━━━ Given data

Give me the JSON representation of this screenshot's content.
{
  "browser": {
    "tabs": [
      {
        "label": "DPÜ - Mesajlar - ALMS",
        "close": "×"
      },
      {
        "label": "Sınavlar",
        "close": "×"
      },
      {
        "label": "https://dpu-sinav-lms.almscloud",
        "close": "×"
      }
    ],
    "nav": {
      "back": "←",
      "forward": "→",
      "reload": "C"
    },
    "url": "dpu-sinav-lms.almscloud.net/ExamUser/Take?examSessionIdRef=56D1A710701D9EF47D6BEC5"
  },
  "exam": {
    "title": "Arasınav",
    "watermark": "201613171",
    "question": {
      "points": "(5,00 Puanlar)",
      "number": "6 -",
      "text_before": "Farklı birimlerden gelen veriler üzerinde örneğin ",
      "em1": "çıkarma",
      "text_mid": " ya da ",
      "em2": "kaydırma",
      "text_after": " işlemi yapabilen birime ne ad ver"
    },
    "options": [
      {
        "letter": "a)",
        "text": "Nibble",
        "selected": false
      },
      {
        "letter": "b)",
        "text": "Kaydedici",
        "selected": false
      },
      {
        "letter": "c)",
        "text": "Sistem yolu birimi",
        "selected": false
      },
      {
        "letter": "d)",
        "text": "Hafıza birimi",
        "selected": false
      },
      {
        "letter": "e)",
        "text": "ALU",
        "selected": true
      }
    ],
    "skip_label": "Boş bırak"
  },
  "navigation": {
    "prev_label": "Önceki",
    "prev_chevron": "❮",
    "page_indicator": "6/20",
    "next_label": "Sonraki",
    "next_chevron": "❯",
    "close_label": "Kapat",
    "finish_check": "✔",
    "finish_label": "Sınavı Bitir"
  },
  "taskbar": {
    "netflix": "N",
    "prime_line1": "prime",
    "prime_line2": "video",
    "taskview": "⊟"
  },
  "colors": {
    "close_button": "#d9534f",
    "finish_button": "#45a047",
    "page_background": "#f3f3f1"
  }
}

━━━━━━

* [Task instructions] Each line with the string "almscloud" in it needs to be found and copied.

* [Output]
        "label": "https://dpu-sinav-lms.almscloud",
    "url": "dpu-sinav-lms.almscloud.net/ExamUser/Take?examSessionIdRef=56D1A710701D9EF47D6BEC5"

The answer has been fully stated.